Transcribe the material word for word, but without the images.
__________________________________________________
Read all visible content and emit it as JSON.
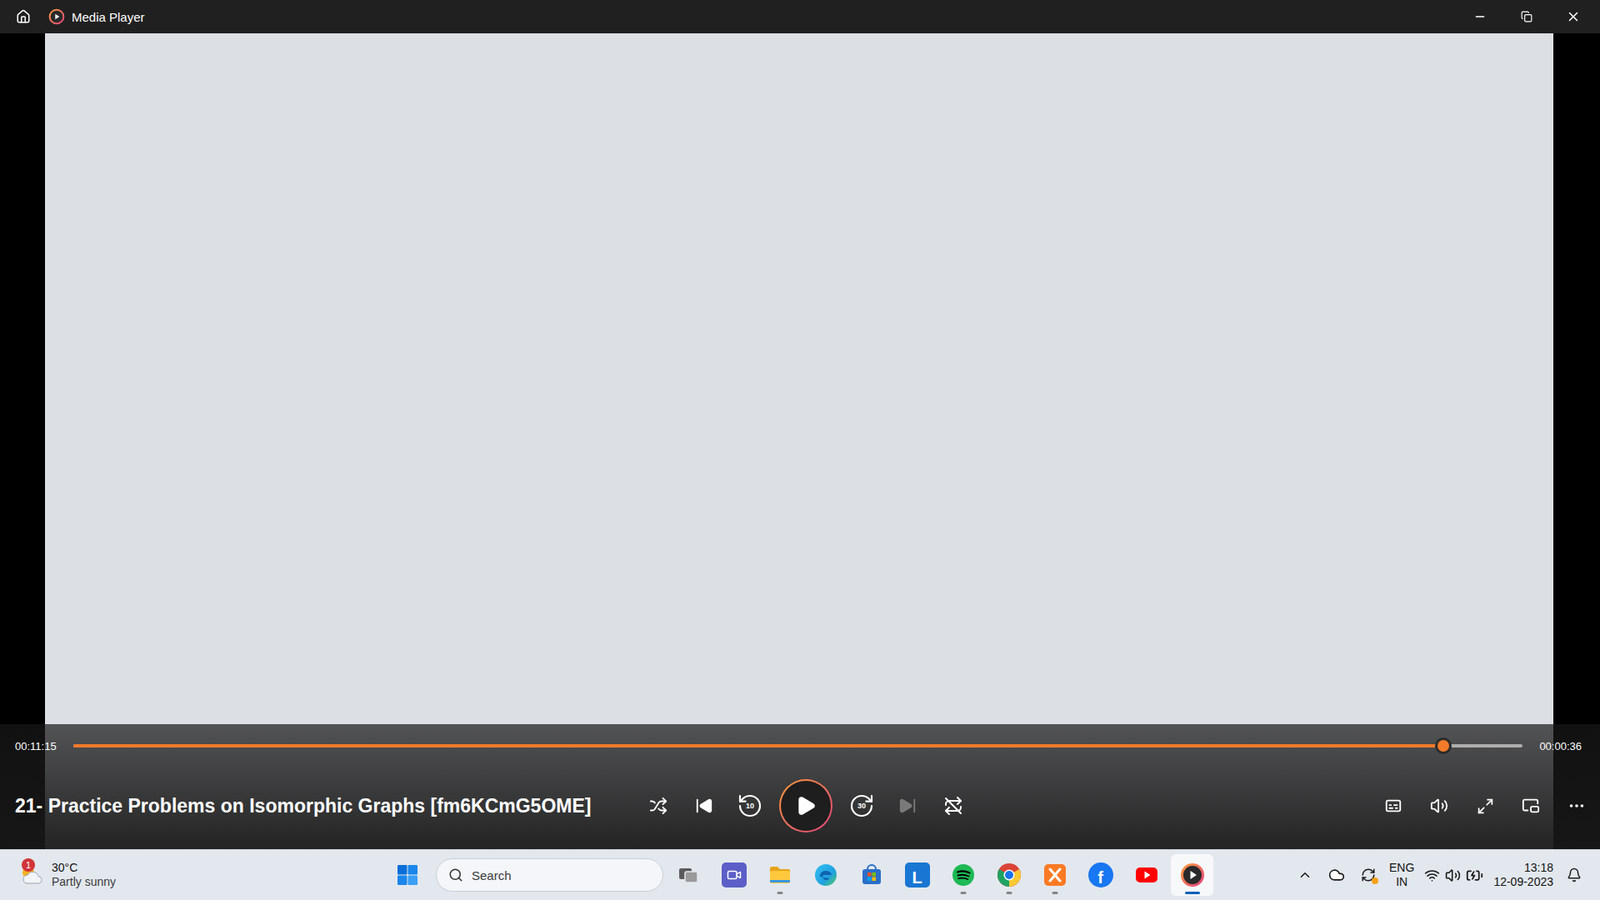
{
  "window": {
    "title": "Media Player"
  },
  "video": {
    "title": "21- Practice Problems on Isomorphic Graphs [fm6KCmG5OME]"
  },
  "seek": {
    "elapsed": "00:11:15",
    "remaining": "00:00:36",
    "level": 0.945
  },
  "controls": {
    "playing": false,
    "shuffle": false,
    "repeat": false,
    "skip_back": "10",
    "skip_forward": "30",
    "previous_disabled": false,
    "next_disabled": true
  },
  "taskbar": {
    "weather": {
      "temperature": "30°C",
      "condition": "Partly sunny",
      "badge": "1"
    },
    "search": {
      "placeholder": "Search"
    },
    "apps": [
      {
        "kind": "taskview",
        "running": false,
        "active": false
      },
      {
        "kind": "meet",
        "running": false,
        "active": false
      },
      {
        "kind": "explorer",
        "running": true,
        "active": false
      },
      {
        "kind": "edge",
        "running": false,
        "active": false
      },
      {
        "kind": "store",
        "running": false,
        "active": false
      },
      {
        "kind": "letter",
        "label": "L",
        "running": false,
        "active": false
      },
      {
        "kind": "spotify",
        "running": true,
        "active": false
      },
      {
        "kind": "chrome",
        "running": true,
        "active": false
      },
      {
        "kind": "xampp",
        "running": true,
        "active": false
      },
      {
        "kind": "facebook",
        "label": "f",
        "running": false,
        "active": false
      },
      {
        "kind": "youtube",
        "running": false,
        "active": false
      },
      {
        "kind": "mediaplayer",
        "running": true,
        "active": true
      }
    ],
    "tray": {
      "language": "ENG",
      "region": "IN",
      "time": "13:18",
      "date": "12-09-2023"
    }
  }
}
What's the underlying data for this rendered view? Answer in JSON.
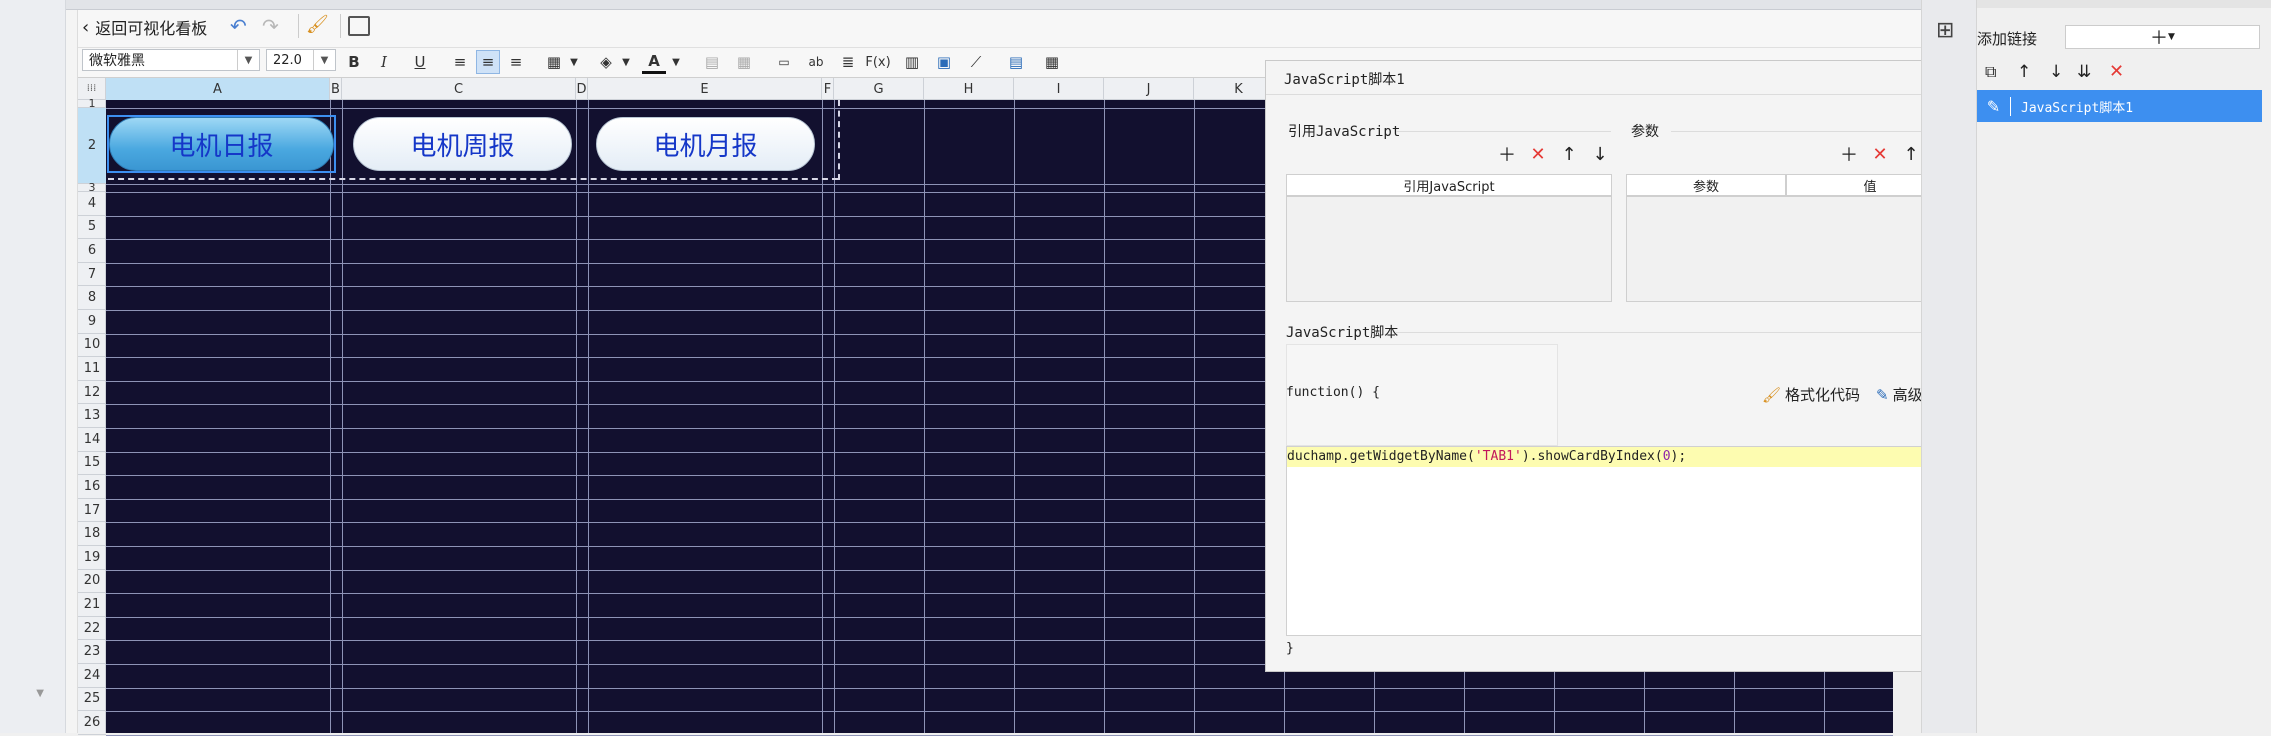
{
  "toolbar": {
    "back_label": "返回可视化看板",
    "font_name": "微软雅黑",
    "font_size": "22.0"
  },
  "sheet": {
    "columns": [
      "A",
      "B",
      "C",
      "D",
      "E",
      "F",
      "G",
      "H",
      "I",
      "J",
      "K"
    ],
    "rows": [
      "1",
      "2",
      "3",
      "4",
      "5",
      "6",
      "7",
      "8",
      "9",
      "10",
      "11",
      "12",
      "13",
      "14",
      "15",
      "16",
      "17",
      "18",
      "19",
      "20",
      "21",
      "22",
      "23",
      "24",
      "25",
      "26"
    ],
    "buttons": [
      "电机日报",
      "电机周报",
      "电机月报"
    ]
  },
  "dialog": {
    "title": "JavaScript脚本1",
    "ref_section": "引用JavaScript",
    "ref_col": "引用JavaScript",
    "param_section": "参数",
    "param_col": "参数",
    "value_col": "值",
    "script_section": "JavaScript脚本",
    "func_open": "function() {",
    "format_label": "格式化代码",
    "advanced_label": "高级编辑",
    "code_prefix": "duchamp.getWidgetByName(",
    "code_str": "'TAB1'",
    "code_mid": ").showCardByIndex(",
    "code_num": "0",
    "code_end": ");",
    "func_close": "}"
  },
  "right_panel": {
    "add_link_label": "添加链接",
    "item_label": "JavaScript脚本1"
  },
  "colors": {
    "grid_bg": "#12102f",
    "accent_blue": "#4aa8e0",
    "selection": "#3d8ff0",
    "delete_red": "#e53935"
  }
}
__________________________________________________
Answer to this task:
Read all visible content and emit it as JSON.
{
  "window": {
    "title": "Media Player"
  },
  "video": {
    "title": "21- Practice Problems on Isomorphic Graphs [fm6KCmG5OME]"
  },
  "seek": {
    "elapsed": "00:11:15",
    "remaining": "00:00:36",
    "level": 0.945
  },
  "controls": {
    "playing": false,
    "shuffle": false,
    "repeat": false,
    "skip_back": "10",
    "skip_forward": "30",
    "previous_disabled": false,
    "next_disabled": true
  },
  "taskbar": {
    "weather": {
      "temperature": "30°C",
      "condition": "Partly sunny",
      "badge": "1"
    },
    "search": {
      "placeholder": "Search"
    },
    "apps": [
      {
        "kind": "taskview",
        "running": false,
        "active": false
      },
      {
        "kind": "meet",
        "running": false,
        "active": false
      },
      {
        "kind": "explorer",
        "running": true,
        "active": false
      },
      {
        "kind": "edge",
        "running": false,
        "active": false
      },
      {
        "kind": "store",
        "running": false,
        "active": false
      },
      {
        "kind": "letter",
        "label": "L",
        "running": false,
        "active": false
      },
      {
        "kind": "spotify",
        "running": true,
        "active": false
      },
      {
        "kind": "chrome",
        "running": true,
        "active": false
      },
      {
        "kind": "xampp",
        "running": true,
        "active": false
      },
      {
        "kind": "facebook",
        "label": "f",
        "running": false,
        "active": false
      },
      {
        "kind": "youtube",
        "running": false,
        "active": false
      },
      {
        "kind": "mediaplayer",
        "running": true,
        "active": true
      }
    ],
    "tray": {
      "language": "ENG",
      "region": "IN",
      "time": "13:18",
      "date": "12-09-2023"
    }
  }
}
What's the underlying data for this rendered view? Answer in JSON.
{
  "toolbar": {
    "back_label": "返回可视化看板",
    "font_name": "微软雅黑",
    "font_size": "22.0"
  },
  "sheet": {
    "columns": [
      "A",
      "B",
      "C",
      "D",
      "E",
      "F",
      "G",
      "H",
      "I",
      "J",
      "K"
    ],
    "rows": [
      "1",
      "2",
      "3",
      "4",
      "5",
      "6",
      "7",
      "8",
      "9",
      "10",
      "11",
      "12",
      "13",
      "14",
      "15",
      "16",
      "17",
      "18",
      "19",
      "20",
      "21",
      "22",
      "23",
      "24",
      "25",
      "26"
    ],
    "buttons": [
      "电机日报",
      "电机周报",
      "电机月报"
    ]
  },
  "dialog": {
    "title": "JavaScript脚本1",
    "ref_section": "引用JavaScript",
    "ref_col": "引用JavaScript",
    "param_section": "参数",
    "param_col": "参数",
    "value_col": "值",
    "script_section": "JavaScript脚本",
    "func_open": "function() {",
    "format_label": "格式化代码",
    "advanced_label": "高级编辑",
    "code_prefix": "duchamp.getWidgetByName(",
    "code_str": "'TAB1'",
    "code_mid": ").showCardByIndex(",
    "code_num": "0",
    "code_end": ");",
    "func_close": "}"
  },
  "right_panel": {
    "add_link_label": "添加链接",
    "item_label": "JavaScript脚本1"
  },
  "colors": {
    "grid_bg": "#12102f",
    "accent_blue": "#4aa8e0",
    "selection": "#3d8ff0",
    "delete_red": "#e53935"
  }
}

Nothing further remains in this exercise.